| Task goal |
Copy every line, leaving nothing out and adding nothing.

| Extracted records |
....................

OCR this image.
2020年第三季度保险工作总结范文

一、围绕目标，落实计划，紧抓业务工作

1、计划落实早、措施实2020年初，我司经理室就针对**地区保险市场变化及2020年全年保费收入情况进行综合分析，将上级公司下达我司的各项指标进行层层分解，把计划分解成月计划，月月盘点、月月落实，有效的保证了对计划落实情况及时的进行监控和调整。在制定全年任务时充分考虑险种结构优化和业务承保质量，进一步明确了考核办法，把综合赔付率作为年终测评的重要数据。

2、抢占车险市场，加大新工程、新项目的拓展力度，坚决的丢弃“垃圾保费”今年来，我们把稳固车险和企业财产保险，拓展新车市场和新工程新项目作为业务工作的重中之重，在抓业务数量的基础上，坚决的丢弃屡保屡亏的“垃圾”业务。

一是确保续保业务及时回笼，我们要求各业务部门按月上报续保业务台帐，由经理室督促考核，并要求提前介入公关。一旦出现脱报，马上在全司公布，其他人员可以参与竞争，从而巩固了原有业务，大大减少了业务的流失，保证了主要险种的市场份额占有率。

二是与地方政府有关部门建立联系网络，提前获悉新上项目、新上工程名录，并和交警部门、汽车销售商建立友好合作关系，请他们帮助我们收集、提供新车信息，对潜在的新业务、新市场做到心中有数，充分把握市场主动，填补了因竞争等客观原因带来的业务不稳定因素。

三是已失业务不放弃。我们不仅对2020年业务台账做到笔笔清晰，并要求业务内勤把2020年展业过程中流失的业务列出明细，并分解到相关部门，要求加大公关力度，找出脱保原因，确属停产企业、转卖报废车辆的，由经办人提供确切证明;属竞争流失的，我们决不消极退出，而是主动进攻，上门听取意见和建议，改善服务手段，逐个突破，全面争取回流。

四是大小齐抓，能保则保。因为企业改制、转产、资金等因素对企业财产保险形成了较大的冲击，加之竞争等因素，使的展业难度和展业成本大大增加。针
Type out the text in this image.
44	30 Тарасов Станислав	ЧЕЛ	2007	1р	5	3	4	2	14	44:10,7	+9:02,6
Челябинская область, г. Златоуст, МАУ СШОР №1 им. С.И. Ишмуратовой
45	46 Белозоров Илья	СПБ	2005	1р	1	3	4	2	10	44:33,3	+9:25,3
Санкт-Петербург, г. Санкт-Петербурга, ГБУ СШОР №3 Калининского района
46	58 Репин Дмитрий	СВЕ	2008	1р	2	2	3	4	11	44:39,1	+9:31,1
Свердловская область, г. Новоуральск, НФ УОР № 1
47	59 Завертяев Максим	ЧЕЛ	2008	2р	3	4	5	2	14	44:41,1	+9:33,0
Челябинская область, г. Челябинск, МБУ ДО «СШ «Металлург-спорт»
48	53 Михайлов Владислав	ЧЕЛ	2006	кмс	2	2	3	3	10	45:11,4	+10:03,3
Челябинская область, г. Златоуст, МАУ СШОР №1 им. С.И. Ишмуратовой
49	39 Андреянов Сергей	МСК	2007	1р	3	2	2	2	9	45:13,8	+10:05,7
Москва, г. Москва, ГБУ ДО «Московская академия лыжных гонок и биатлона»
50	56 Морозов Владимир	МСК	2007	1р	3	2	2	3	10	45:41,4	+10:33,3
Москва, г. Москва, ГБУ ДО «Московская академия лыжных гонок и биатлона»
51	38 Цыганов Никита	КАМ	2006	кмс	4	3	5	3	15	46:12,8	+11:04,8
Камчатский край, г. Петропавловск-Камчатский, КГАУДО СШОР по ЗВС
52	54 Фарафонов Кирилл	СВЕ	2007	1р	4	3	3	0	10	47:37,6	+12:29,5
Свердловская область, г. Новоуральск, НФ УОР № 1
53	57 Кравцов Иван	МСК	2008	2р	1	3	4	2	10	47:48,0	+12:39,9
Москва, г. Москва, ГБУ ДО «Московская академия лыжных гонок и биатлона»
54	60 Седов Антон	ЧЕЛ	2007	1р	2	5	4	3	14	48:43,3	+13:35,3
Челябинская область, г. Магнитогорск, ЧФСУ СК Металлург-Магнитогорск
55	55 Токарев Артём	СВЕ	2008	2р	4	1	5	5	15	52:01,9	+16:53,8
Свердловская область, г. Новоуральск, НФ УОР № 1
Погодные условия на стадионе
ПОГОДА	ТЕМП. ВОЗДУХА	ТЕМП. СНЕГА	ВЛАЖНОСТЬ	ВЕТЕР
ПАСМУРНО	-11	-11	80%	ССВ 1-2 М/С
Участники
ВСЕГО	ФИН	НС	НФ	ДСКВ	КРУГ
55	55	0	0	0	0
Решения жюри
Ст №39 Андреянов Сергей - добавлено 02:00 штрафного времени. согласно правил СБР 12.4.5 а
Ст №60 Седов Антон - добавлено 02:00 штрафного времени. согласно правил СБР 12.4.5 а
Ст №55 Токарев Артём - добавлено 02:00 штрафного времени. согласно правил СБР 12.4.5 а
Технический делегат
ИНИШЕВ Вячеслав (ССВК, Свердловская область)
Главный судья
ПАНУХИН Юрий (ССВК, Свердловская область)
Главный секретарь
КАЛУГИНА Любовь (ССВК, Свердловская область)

....................

| Answer to the problem |
OCR this image.
2020年第三季度保险工作总结范文

一、围绕目标，落实计划，紧抓业务工作

1、计划落实早、措施实2020年初，我司经理室就针对**地区保险市场变化及2020年全年保费收入情况进行综合分析，将上级公司下达我司的各项指标进行层层分解，把计划分解成月计划，月月盘点、月月落实，有效的保证了对计划落实情况及时的进行监控和调整。在制定全年任务时充分考虑险种结构优化和业务承保质量，进一步明确了考核办法，把综合赔付率作为年终测评的重要数据。

2、抢占车险市场，加大新工程、新项目的拓展力度，坚决的丢弃“垃圾保费”今年来，我们把稳固车险和企业财产保险，拓展新车市场和新工程新项目作为业务工作的重中之重，在抓业务数量的基础上，坚决的丢弃屡保屡亏的“垃圾”业务。

一是确保续保业务及时回笼，我们要求各业务部门按月上报续保业务台帐，由经理室督促考核，并要求提前介入公关。一旦出现脱报，马上在全司公布，其他人员可以参与竞争，从而巩固了原有业务，大大减少了业务的流失，保证了主要险种的市场份额占有率。

二是与地方政府有关部门建立联系网络，提前获悉新上项目、新上工程名录，并和交警部门、汽车销售商建立友好合作关系，请他们帮助我们收集、提供新车信息，对潜在的新业务、新市场做到心中有数，充分把握市场主动，填补了因竞争等客观原因带来的业务不稳定因素。

三是已失业务不放弃。我们不仅对2020年业务台账做到笔笔清晰，并要求业务内勤把2020年展业过程中流失的业务列出明细，并分解到相关部门，要求加大公关力度，找出脱保原因，确属停产企业、转卖报废车辆的，由经办人提供确切证明;属竞争流失的，我们决不消极退出，而是主动进攻，上门听取意见和建议，改善服务手段，逐个突破，全面争取回流。

四是大小齐抓，能保则保。因为企业改制、转产、资金等因素对企业财产保险形成了较大的冲击，加之竞争等因素，使的展业难度和展业成本大大增加。针
Type out the text in this image.
44	30 Тарасов Станислав	ЧЕЛ	2007	1р	5	3	4	2	14	44:10,7	+9:02,6
Челябинская область, г. Златоуст, МАУ СШОР №1 им. С.И. Ишмуратовой
45	46 Белозоров Илья	СПБ	2005	1р	1	3	4	2	10	44:33,3	+9:25,3
Санкт-Петербург, г. Санкт-Петербурга, ГБУ СШОР №3 Калининского района
46	58 Репин Дмитрий	СВЕ	2008	1р	2	2	3	4	11	44:39,1	+9:31,1
Свердловская область, г. Новоуральск, НФ УОР № 1
47	59 Завертяев Максим	ЧЕЛ	2008	2р	3	4	5	2	14	44:41,1	+9:33,0
Челябинская область, г. Челябинск, МБУ ДО «СШ «Металлург-спорт»
48	53 Михайлов Владислав	ЧЕЛ	2006	кмс	2	2	3	3	10	45:11,4	+10:03,3
Челябинская область, г. Златоуст, МАУ СШОР №1 им. С.И. Ишмуратовой
49	39 Андреянов Сергей	МСК	2007	1р	3	2	2	2	9	45:13,8	+10:05,7
Москва, г. Москва, ГБУ ДО «Московская академия лыжных гонок и биатлона»
50	56 Морозов Владимир	МСК	2007	1р	3	2	2	3	10	45:41,4	+10:33,3
Москва, г. Москва, ГБУ ДО «Московская академия лыжных гонок и биатлона»
51	38 Цыганов Никита	КАМ	2006	кмс	4	3	5	3	15	46:12,8	+11:04,8
Камчатский край, г. Петропавловск-Камчатский, КГАУДО СШОР по ЗВС
52	54 Фарафонов Кирилл	СВЕ	2007	1р	4	3	3	0	10	47:37,6	+12:29,5
Свердловская область, г. Новоуральск, НФ УОР № 1
53	57 Кравцов Иван	МСК	2008	2р	1	3	4	2	10	47:48,0	+12:39,9
Москва, г. Москва, ГБУ ДО «Московская академия лыжных гонок и биатлона»
54	60 Седов Антон	ЧЕЛ	2007	1р	2	5	4	3	14	48:43,3	+13:35,3
Челябинская область, г. Магнитогорск, ЧФСУ СК Металлург-Магнитогорск
55	55 Токарев Артём	СВЕ	2008	2р	4	1	5	5	15	52:01,9	+16:53,8
Свердловская область, г. Новоуральск, НФ УОР № 1
Погодные условия на стадионе
ПОГОДА	ТЕМП. ВОЗДУХА	ТЕМП. СНЕГА	ВЛАЖНОСТЬ	ВЕТЕР
ПАСМУРНО	-11	-11	80%	ССВ 1-2 М/С
Участники
ВСЕГО	ФИН	НС	НФ	ДСКВ	КРУГ
55	55	0	0	0	0
Решения жюри
Ст №39 Андреянов Сергей - добавлено 02:00 штрафного времени. согласно правил СБР 12.4.5 а
Ст №60 Седов Антон - добавлено 02:00 штрафного времени. согласно правил СБР 12.4.5 а
Ст №55 Токарев Артём - добавлено 02:00 штрафного времени. согласно правил СБР 12.4.5 а
Технический делегат
ИНИШЕВ Вячеслав (ССВК, Свердловская область)
Главный судья
ПАНУХИН Юрий (ССВК, Свердловская область)
Главный секретарь
КАЛУГИНА Любовь (ССВК, Свердловская область)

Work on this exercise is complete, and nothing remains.